EXERCISE: Note each line of the listing that contains the string "Gentoo", and copy it.

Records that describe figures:
..........

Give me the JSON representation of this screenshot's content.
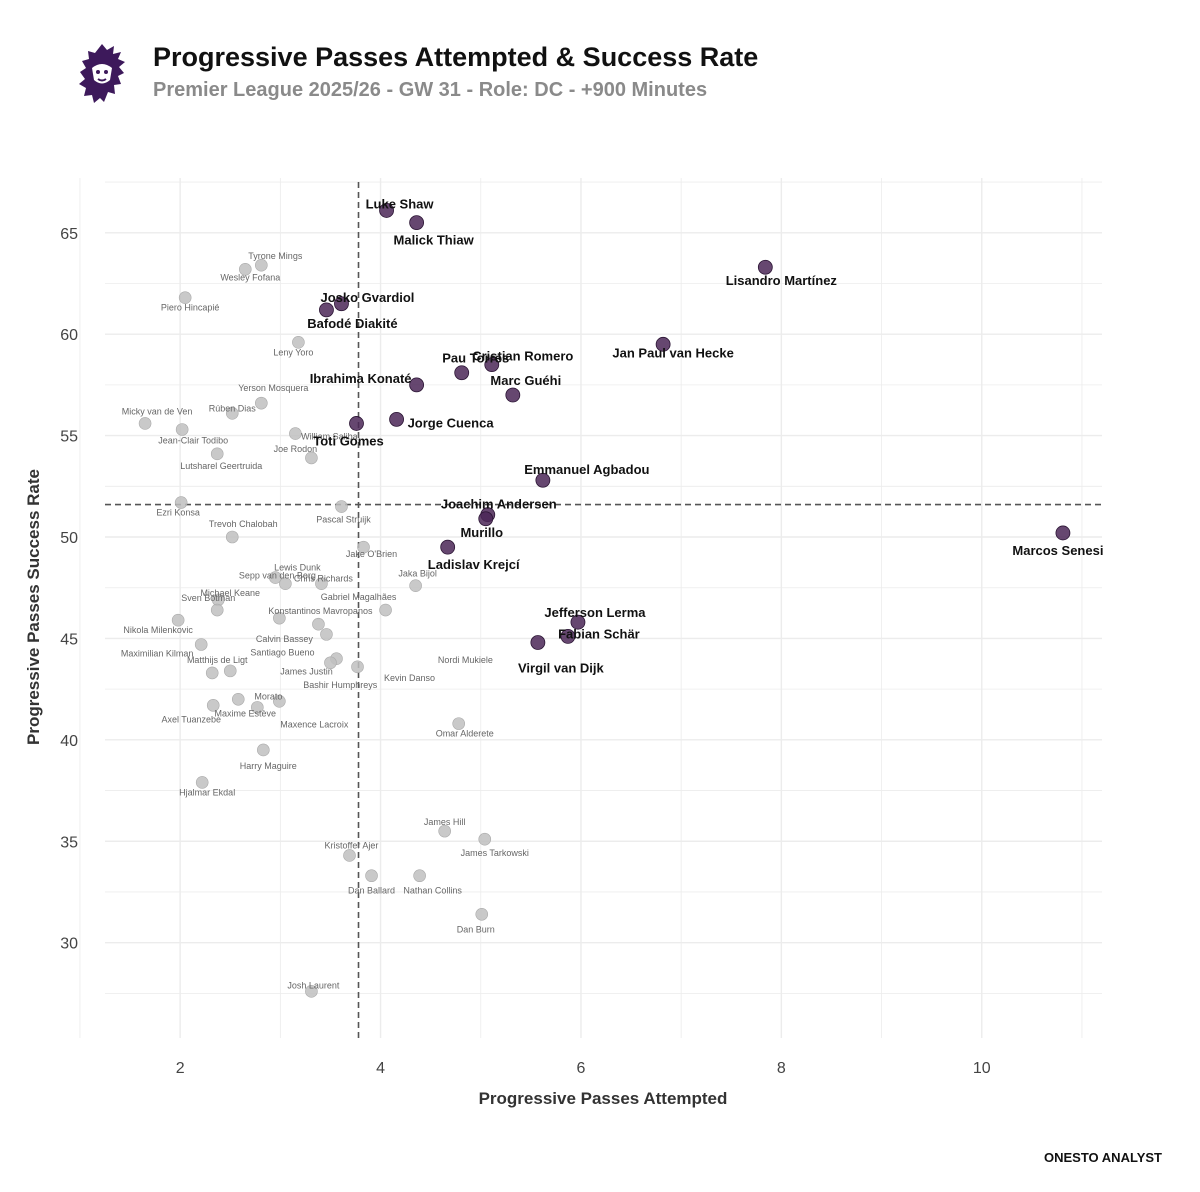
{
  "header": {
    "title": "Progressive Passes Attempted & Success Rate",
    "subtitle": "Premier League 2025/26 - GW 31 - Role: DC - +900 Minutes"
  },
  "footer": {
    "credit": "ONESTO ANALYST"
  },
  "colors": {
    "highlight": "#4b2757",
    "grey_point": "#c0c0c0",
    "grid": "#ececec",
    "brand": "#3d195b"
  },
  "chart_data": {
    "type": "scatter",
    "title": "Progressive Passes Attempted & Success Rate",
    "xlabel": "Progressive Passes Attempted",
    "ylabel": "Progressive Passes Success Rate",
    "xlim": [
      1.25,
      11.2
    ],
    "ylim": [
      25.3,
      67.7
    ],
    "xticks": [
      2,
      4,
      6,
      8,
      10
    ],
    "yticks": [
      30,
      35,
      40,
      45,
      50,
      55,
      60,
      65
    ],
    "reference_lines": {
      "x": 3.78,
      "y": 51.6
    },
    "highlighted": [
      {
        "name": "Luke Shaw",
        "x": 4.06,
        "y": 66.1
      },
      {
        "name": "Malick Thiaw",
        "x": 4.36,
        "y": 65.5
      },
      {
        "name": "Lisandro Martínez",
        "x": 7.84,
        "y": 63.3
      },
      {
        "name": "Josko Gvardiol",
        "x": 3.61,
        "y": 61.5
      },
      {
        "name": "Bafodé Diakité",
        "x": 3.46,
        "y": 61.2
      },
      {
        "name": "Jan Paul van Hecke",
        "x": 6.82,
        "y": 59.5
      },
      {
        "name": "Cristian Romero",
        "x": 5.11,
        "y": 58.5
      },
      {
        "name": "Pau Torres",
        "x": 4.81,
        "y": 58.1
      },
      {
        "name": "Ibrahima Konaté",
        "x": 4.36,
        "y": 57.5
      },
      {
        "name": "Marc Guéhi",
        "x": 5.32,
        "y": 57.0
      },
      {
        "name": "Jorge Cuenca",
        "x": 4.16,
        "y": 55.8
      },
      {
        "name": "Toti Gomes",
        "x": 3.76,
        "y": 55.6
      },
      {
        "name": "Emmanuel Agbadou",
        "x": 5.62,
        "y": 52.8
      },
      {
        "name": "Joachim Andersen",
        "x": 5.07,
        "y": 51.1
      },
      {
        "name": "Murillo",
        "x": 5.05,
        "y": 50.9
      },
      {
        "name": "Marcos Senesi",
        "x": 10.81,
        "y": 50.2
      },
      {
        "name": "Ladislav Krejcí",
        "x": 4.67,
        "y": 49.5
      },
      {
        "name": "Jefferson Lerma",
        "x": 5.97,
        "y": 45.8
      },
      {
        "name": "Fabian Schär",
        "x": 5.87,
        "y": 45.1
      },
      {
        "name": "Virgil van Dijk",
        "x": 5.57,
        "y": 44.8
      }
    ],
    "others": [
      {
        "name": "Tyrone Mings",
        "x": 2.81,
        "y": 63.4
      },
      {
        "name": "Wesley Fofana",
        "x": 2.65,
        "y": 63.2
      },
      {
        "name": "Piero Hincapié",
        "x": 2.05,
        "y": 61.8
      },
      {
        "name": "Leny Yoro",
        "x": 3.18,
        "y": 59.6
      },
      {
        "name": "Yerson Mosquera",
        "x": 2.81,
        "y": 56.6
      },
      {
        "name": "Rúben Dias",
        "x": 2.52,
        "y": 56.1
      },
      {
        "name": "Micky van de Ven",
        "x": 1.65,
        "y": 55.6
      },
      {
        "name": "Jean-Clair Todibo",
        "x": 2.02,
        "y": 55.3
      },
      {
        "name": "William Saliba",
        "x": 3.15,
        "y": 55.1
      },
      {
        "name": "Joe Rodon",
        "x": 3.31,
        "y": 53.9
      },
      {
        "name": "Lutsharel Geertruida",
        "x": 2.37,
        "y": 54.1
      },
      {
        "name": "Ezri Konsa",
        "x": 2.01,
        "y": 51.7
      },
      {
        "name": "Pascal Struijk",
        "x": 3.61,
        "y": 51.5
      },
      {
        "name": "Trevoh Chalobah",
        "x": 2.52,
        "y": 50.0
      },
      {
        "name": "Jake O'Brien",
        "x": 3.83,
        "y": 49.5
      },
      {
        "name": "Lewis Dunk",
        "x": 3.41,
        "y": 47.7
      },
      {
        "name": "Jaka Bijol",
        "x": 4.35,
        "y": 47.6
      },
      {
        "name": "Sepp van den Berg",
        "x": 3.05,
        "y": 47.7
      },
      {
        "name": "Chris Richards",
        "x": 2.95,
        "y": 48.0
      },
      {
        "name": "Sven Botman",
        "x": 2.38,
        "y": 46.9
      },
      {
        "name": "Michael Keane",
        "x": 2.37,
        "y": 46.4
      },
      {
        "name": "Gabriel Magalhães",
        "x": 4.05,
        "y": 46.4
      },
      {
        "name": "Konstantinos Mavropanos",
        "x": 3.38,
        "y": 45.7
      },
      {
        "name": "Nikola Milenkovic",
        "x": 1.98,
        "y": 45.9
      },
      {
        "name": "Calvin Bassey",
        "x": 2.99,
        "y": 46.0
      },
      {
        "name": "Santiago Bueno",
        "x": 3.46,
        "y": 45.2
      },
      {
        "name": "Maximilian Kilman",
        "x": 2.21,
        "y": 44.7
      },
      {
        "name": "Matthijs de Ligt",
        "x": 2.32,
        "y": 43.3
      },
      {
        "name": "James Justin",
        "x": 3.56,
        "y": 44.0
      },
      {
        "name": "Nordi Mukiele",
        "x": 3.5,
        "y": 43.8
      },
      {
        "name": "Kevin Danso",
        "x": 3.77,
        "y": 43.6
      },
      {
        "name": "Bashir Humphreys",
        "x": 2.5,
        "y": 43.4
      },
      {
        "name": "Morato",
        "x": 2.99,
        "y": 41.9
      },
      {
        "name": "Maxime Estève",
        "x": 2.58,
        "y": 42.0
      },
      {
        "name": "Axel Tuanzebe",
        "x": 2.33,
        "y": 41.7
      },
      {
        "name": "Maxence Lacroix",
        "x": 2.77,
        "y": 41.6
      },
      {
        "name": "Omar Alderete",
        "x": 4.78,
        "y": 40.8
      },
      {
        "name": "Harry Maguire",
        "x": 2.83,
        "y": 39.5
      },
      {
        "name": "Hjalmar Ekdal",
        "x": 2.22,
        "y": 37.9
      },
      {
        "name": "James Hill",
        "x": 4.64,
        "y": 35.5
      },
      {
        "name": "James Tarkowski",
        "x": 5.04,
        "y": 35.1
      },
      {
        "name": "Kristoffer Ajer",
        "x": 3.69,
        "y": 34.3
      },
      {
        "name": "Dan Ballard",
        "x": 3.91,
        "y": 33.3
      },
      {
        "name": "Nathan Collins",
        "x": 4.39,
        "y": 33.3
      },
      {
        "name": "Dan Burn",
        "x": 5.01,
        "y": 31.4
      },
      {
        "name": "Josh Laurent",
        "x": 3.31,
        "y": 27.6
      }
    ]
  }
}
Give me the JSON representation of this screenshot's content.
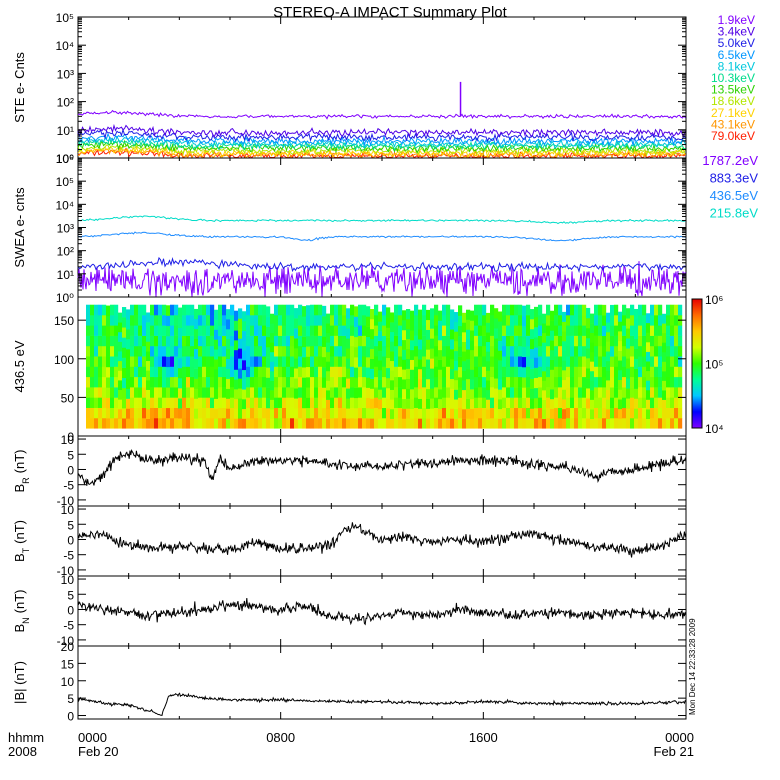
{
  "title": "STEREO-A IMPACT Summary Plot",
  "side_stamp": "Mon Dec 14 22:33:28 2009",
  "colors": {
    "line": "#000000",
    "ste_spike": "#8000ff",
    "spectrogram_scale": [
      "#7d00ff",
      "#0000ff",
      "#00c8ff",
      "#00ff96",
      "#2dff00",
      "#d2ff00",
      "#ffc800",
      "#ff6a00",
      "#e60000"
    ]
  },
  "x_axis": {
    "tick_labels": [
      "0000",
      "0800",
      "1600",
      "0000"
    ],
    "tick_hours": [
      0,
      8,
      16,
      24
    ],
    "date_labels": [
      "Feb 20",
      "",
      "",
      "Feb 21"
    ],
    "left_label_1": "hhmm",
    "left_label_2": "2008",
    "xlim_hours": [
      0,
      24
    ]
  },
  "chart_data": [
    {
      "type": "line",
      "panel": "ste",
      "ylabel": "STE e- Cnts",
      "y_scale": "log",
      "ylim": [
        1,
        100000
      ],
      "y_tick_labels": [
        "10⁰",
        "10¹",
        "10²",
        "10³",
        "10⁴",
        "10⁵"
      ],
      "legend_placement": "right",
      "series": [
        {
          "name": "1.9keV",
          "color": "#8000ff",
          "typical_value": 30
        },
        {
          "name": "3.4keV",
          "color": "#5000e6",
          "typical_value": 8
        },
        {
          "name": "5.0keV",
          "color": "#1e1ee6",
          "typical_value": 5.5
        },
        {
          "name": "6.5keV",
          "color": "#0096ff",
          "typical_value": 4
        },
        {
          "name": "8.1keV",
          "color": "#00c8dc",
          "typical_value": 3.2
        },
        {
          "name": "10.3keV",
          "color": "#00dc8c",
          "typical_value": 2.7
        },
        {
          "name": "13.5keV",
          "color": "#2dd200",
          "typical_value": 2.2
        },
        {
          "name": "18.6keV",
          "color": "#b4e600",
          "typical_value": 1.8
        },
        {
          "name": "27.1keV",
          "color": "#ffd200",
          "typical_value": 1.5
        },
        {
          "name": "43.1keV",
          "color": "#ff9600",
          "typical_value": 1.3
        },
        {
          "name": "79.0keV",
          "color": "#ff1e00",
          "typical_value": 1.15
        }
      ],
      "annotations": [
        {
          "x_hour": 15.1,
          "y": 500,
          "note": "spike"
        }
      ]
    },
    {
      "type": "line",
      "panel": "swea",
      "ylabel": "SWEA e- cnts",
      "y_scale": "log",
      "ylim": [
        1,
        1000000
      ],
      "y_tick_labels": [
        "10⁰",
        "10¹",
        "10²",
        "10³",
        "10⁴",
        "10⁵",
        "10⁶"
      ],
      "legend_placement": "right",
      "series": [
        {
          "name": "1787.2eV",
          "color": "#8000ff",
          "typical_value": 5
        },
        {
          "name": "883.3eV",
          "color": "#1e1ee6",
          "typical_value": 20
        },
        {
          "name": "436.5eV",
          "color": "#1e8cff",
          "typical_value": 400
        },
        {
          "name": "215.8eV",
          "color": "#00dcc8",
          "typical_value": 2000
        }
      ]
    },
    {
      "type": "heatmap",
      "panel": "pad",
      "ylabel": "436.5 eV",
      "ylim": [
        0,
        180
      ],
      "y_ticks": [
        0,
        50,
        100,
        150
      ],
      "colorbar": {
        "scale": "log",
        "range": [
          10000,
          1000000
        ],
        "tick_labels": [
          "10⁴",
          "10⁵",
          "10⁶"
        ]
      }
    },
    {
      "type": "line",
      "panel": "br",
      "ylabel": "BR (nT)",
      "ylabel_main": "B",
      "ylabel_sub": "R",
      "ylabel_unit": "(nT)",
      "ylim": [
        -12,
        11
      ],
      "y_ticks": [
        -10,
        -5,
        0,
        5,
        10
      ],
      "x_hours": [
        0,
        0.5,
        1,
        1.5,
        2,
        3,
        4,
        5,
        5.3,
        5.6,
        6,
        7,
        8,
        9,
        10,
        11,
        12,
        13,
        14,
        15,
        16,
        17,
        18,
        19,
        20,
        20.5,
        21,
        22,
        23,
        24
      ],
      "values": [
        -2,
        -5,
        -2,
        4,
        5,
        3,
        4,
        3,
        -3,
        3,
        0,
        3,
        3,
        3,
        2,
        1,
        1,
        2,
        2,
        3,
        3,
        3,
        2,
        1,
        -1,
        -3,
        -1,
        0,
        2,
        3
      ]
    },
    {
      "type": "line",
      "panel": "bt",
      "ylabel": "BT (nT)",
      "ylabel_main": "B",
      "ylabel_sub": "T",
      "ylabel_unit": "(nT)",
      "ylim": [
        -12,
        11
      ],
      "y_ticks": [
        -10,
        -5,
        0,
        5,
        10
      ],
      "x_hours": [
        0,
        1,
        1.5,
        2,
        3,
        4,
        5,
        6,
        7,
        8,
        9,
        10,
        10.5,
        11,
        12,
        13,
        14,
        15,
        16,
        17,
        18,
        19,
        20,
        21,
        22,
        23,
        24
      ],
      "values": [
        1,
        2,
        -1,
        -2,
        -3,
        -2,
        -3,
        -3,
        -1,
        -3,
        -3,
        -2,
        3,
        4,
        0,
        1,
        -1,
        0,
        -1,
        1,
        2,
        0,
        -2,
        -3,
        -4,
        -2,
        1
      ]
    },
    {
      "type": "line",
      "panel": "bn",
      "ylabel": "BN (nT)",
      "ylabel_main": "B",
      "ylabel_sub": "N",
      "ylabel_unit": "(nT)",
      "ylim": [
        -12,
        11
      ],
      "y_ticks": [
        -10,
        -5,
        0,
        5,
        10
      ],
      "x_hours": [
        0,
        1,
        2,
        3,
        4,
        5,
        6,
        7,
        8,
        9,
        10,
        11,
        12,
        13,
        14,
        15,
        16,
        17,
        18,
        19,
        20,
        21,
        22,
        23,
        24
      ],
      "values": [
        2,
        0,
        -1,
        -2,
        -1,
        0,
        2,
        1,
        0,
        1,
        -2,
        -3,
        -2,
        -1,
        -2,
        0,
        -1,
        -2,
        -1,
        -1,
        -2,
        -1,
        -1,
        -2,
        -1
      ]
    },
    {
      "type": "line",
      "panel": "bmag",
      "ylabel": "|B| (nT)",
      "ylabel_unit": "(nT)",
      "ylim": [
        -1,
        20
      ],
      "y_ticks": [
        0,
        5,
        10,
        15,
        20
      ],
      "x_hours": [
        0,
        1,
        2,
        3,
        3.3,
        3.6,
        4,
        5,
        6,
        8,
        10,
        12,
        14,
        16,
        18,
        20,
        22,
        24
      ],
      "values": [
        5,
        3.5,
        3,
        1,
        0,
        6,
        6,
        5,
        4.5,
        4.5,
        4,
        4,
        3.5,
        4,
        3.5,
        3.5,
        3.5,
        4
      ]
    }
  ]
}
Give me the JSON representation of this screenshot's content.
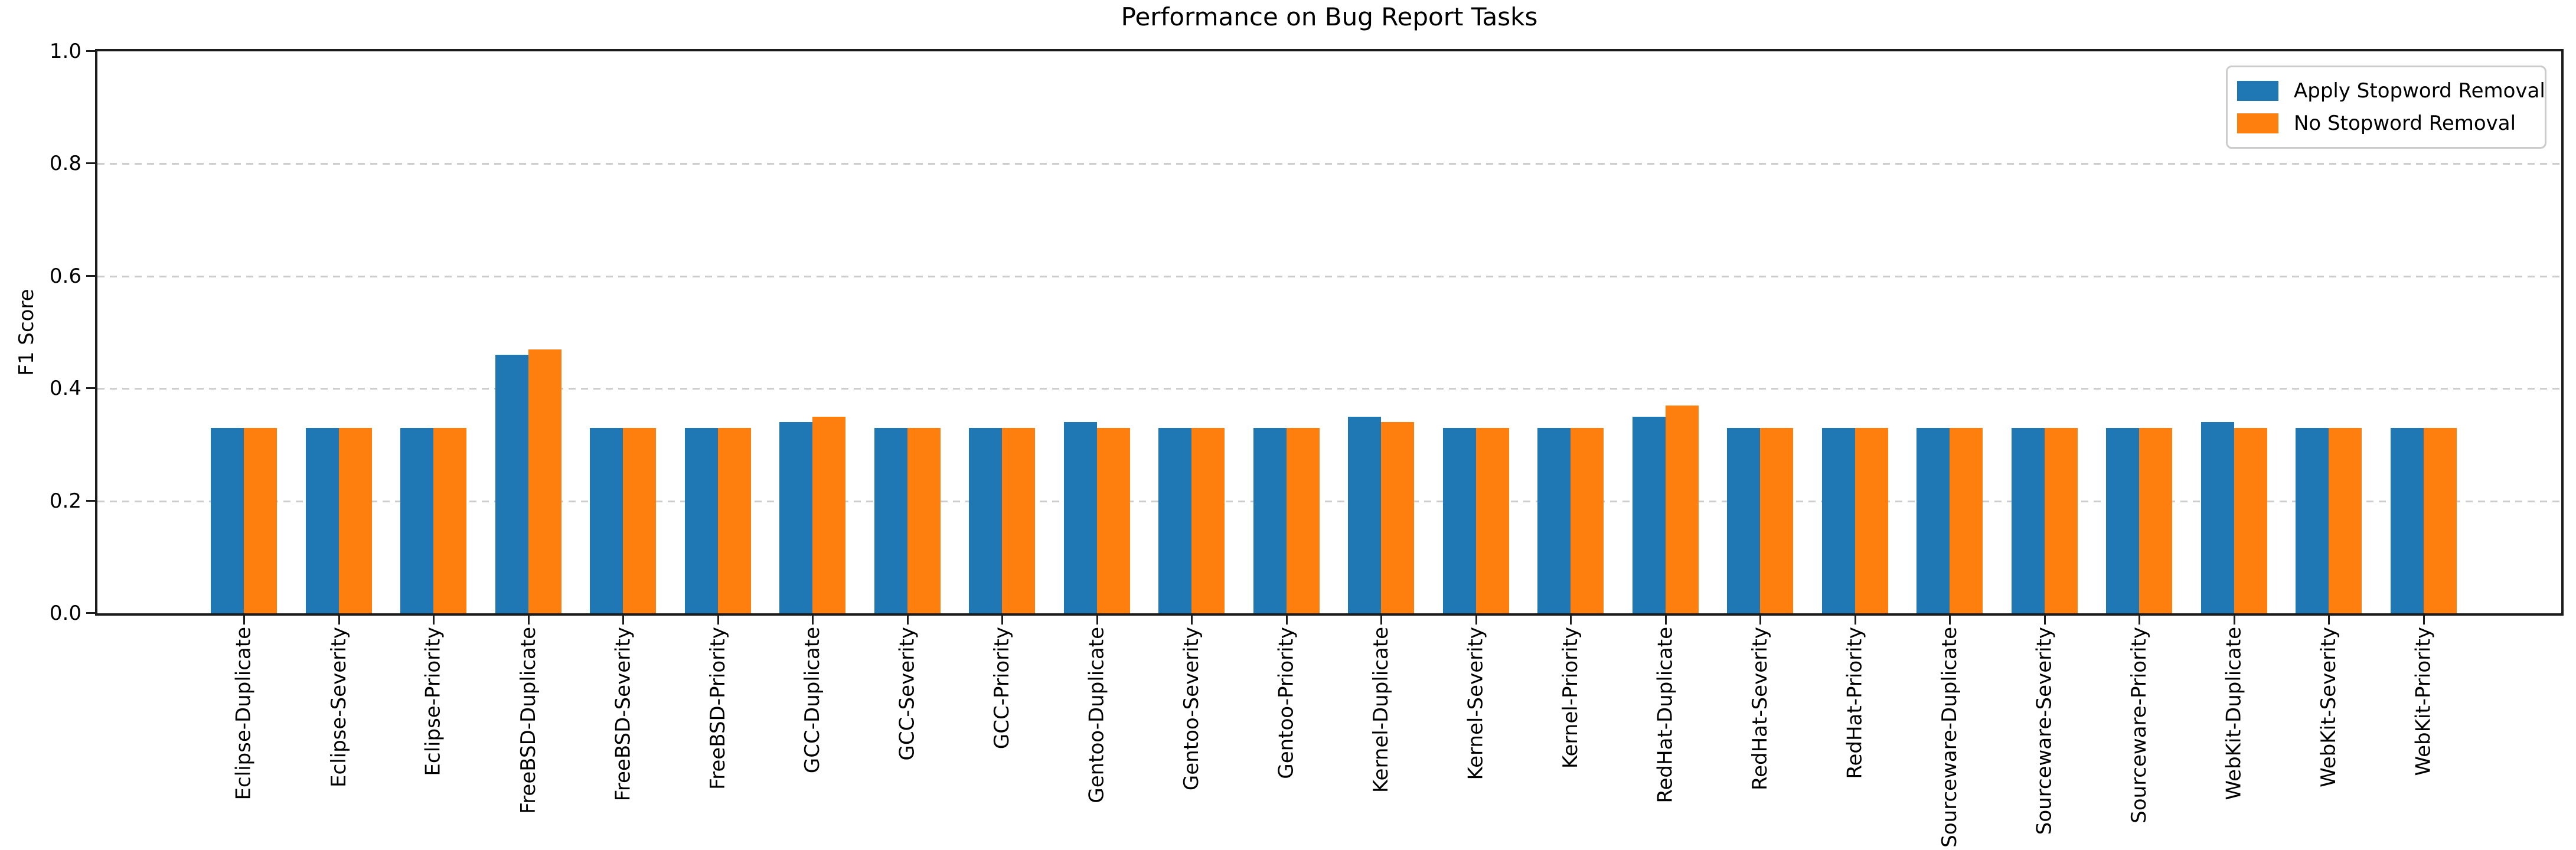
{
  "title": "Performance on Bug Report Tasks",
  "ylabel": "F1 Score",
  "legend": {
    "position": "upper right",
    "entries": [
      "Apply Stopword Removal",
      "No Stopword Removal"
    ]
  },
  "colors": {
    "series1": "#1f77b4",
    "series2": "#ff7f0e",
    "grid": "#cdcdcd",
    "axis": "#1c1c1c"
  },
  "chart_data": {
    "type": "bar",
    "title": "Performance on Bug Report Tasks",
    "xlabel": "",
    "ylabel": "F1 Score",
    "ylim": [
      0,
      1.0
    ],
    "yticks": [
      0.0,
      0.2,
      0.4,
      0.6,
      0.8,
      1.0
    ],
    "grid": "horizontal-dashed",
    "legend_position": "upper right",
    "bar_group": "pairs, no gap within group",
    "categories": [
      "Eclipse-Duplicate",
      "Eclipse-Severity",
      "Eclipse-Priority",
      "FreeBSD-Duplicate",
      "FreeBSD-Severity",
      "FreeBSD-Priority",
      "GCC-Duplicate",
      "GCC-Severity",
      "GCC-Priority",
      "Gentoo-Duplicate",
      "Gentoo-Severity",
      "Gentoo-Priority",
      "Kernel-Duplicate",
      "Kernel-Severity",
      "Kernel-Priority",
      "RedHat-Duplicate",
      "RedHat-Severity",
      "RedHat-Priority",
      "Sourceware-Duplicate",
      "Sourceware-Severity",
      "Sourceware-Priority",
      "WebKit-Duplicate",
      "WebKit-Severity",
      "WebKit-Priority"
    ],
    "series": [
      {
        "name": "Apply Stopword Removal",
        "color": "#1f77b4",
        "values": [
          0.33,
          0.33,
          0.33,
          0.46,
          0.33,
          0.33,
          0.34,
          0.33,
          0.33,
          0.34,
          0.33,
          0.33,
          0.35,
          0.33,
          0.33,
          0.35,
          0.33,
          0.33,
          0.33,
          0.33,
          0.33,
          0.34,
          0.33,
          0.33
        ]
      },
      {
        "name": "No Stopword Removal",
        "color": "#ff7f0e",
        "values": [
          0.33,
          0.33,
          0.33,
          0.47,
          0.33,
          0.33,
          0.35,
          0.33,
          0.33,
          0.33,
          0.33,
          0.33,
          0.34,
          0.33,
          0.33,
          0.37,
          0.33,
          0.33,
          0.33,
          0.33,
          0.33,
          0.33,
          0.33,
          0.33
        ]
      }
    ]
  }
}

..........

ANSWER TO THE EXERCISE:
      "Gentoo-Duplicate",
      "Gentoo-Severity",
      "Gentoo-Priority",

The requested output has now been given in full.